Transcribe every line exactly. Leave the pictures behind.

**INPUT DATA**
------------------------------------------------------------
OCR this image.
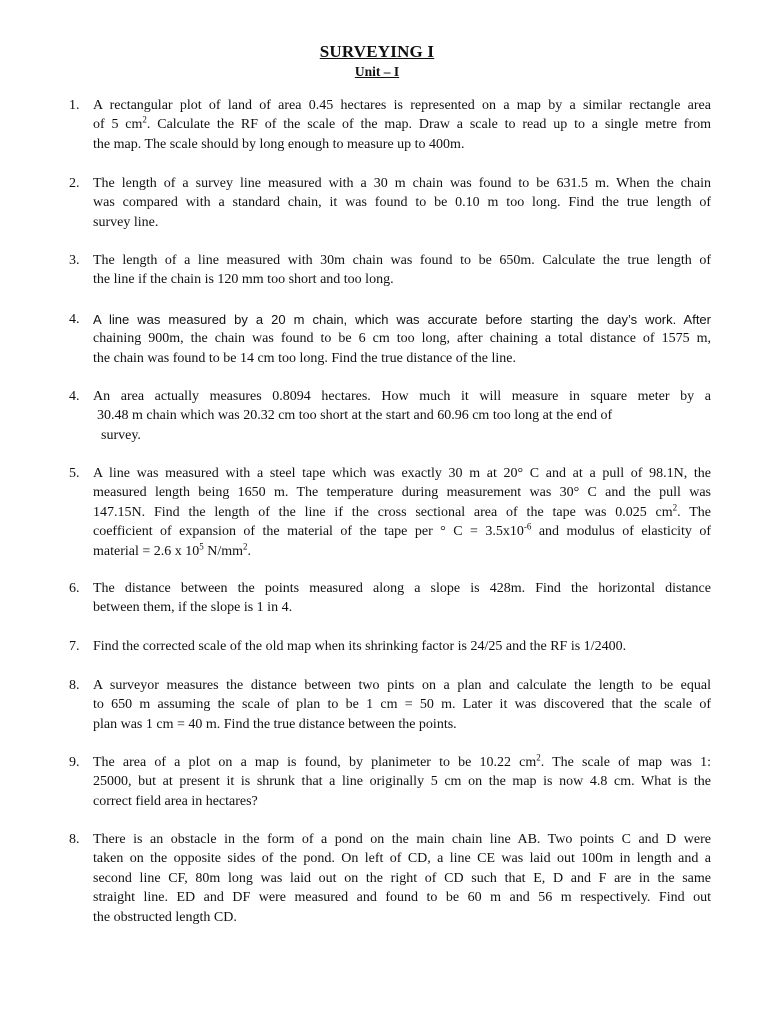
SURVEYING I
Unit – I
1. A rectangular plot of land of area 0.45 hectares is represented on a map by a similar rectangle area
of 5 $cm^2$. Calculate the RF of the scale of the map. Draw a scale to read up to a single metre from
the map. The scale should by long enough to measure up to 400m.
2. The length of a survey line measured with a 30 m chain was found to be 631.5 m. When the chain
was compared with a standard chain, it was found to be 0.10 m too long. Find the true length of
survey line.
3. The length of a line measured with 30m chain was found to be 650m. Calculate the true length of
the line if the chain is 120 mm too short and too long.
4. A line was measured by a 20 m chain, which was accurate before starting the day’s work. After
chaining 900m, the chain was found to be 6 cm too long, after chaining a total distance of 1575 m,
the chain was found to be 14 cm too long. Find the true distance of the line.
4. An area actually measures 0.8094 hectares. How much it will measure in square meter by a
30.48 m chain which was 20.32 cm too short at the start and 60.96 cm too long at the end of
survey.
5. A line was measured with a steel tape which was exactly 30 m at 20° C and at a pull of 98.1N, the
measured length being 1650 m. The temperature during measurement was 30° C and the pull was
147.15N. Find the length of the line if the cross sectional area of the tape was 0.025 $cm^2$. The
coefficient of expansion of the material of the tape per ° $C = 3.5x10^{-6}$ and modulus of elasticity of
material = 2.6 x $10^5$ $N/mm^2$.
6. The distance between the points measured along a slope is 428m. Find the horizontal distance
between them, if the slope is 1 in 4.
7. Find the corrected scale of the old map when its shrinking factor is 24/25 and the RF is 1/2400.
8. A surveyor measures the distance between two pints on a plan and calculate the length to be equal
to 650 m assuming the scale of plan to be 1 cm = 50 m. Later it was discovered that the scale of
plan was 1 cm = 40 m. Find the true distance between the points.
9. The area of a plot on a map is found, by planimeter to be 10.22 $cm^2$. The scale of map was 1:
25000, but at present it is shrunk that a line originally 5 cm on the map is now 4.8 cm. What is the
correct field area in hectares?
8. There is an obstacle in the form of a pond on the main chain line AB. Two points C and D were
taken on the opposite sides of the pond. On left of CD, a line CE was laid out 100m in length and a
second line CF, 80m long was laid out on the right of CD such that E, D and F are in the same
straight line. ED and DF were measured and found to be 60 m and 56 m respectively. Find out
the obstructed length CD.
------------------------------------------------------------
**EXERCISE RESPONSE**
OCR this image.
SURVEYING I
Unit – I
1. A rectangular plot of land of area 0.45 hectares is represented on a map by a similar rectangle area
of 5 $cm^2$. Calculate the RF of the scale of the map. Draw a scale to read up to a single metre from
the map. The scale should by long enough to measure up to 400m.
2. The length of a survey line measured with a 30 m chain was found to be 631.5 m. When the chain
was compared with a standard chain, it was found to be 0.10 m too long. Find the true length of
survey line.
3. The length of a line measured with 30m chain was found to be 650m. Calculate the true length of
the line if the chain is 120 mm too short and too long.
4. A line was measured by a 20 m chain, which was accurate before starting the day’s work. After
chaining 900m, the chain was found to be 6 cm too long, after chaining a total distance of 1575 m,
the chain was found to be 14 cm too long. Find the true distance of the line.
4. An area actually measures 0.8094 hectares. How much it will measure in square meter by a
30.48 m chain which was 20.32 cm too short at the start and 60.96 cm too long at the end of
survey.
5. A line was measured with a steel tape which was exactly 30 m at 20° C and at a pull of 98.1N, the
measured length being 1650 m. The temperature during measurement was 30° C and the pull was
147.15N. Find the length of the line if the cross sectional area of the tape was 0.025 $cm^2$. The
coefficient of expansion of the material of the tape per ° $C = 3.5x10^{-6}$ and modulus of elasticity of
material = 2.6 x $10^5$ $N/mm^2$.
6. The distance between the points measured along a slope is 428m. Find the horizontal distance
between them, if the slope is 1 in 4.
7. Find the corrected scale of the old map when its shrinking factor is 24/25 and the RF is 1/2400.
8. A surveyor measures the distance between two pints on a plan and calculate the length to be equal
to 650 m assuming the scale of plan to be 1 cm = 50 m. Later it was discovered that the scale of
plan was 1 cm = 40 m. Find the true distance between the points.
9. The area of a plot on a map is found, by planimeter to be 10.22 $cm^2$. The scale of map was 1:
25000, but at present it is shrunk that a line originally 5 cm on the map is now 4.8 cm. What is the
correct field area in hectares?
8. There is an obstacle in the form of a pond on the main chain line AB. Two points C and D were
taken on the opposite sides of the pond. On left of CD, a line CE was laid out 100m in length and a
second line CF, 80m long was laid out on the right of CD such that E, D and F are in the same
straight line. ED and DF were measured and found to be 60 m and 56 m respectively. Find out
the obstructed length CD.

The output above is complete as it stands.